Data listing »
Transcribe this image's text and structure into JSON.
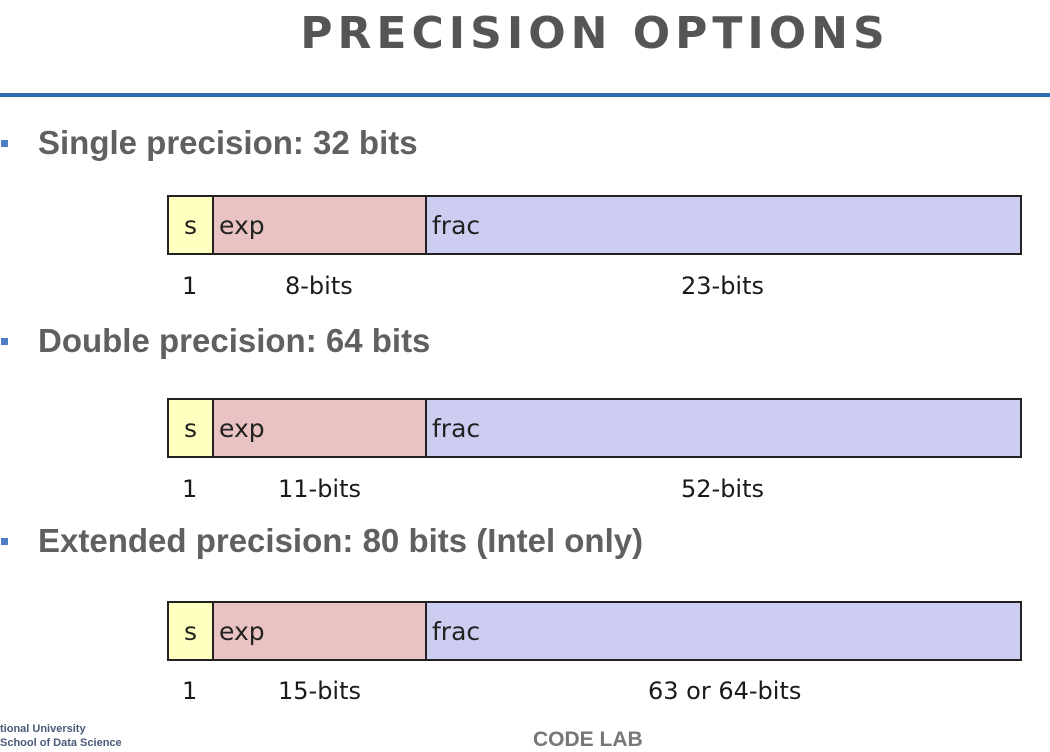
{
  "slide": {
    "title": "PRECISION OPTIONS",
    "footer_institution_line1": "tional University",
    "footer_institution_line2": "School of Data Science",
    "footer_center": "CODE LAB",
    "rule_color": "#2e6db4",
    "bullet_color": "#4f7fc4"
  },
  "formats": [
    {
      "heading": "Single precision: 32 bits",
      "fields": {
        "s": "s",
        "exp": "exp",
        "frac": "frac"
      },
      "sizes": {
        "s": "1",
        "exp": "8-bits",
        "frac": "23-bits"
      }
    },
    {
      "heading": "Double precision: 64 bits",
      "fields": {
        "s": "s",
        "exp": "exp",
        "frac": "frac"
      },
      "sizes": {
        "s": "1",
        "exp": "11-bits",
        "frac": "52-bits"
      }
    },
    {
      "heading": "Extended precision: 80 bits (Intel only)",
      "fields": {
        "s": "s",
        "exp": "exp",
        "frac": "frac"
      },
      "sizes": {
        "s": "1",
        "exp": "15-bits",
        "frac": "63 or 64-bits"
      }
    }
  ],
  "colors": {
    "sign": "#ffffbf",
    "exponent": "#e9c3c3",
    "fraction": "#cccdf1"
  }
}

Work instructions »
Print the entries above exactly, taking out only the pictures.

Completed exercise »
Transcribe this image's text and structure into JSON.
{
  "slide": {
    "title": "PRECISION OPTIONS",
    "footer_institution_line1": "tional University",
    "footer_institution_line2": "School of Data Science",
    "footer_center": "CODE LAB",
    "rule_color": "#2e6db4",
    "bullet_color": "#4f7fc4"
  },
  "formats": [
    {
      "heading": "Single precision: 32 bits",
      "fields": {
        "s": "s",
        "exp": "exp",
        "frac": "frac"
      },
      "sizes": {
        "s": "1",
        "exp": "8-bits",
        "frac": "23-bits"
      }
    },
    {
      "heading": "Double precision: 64 bits",
      "fields": {
        "s": "s",
        "exp": "exp",
        "frac": "frac"
      },
      "sizes": {
        "s": "1",
        "exp": "11-bits",
        "frac": "52-bits"
      }
    },
    {
      "heading": "Extended precision: 80 bits (Intel only)",
      "fields": {
        "s": "s",
        "exp": "exp",
        "frac": "frac"
      },
      "sizes": {
        "s": "1",
        "exp": "15-bits",
        "frac": "63 or 64-bits"
      }
    }
  ],
  "colors": {
    "sign": "#ffffbf",
    "exponent": "#e9c3c3",
    "fraction": "#cccdf1"
  }
}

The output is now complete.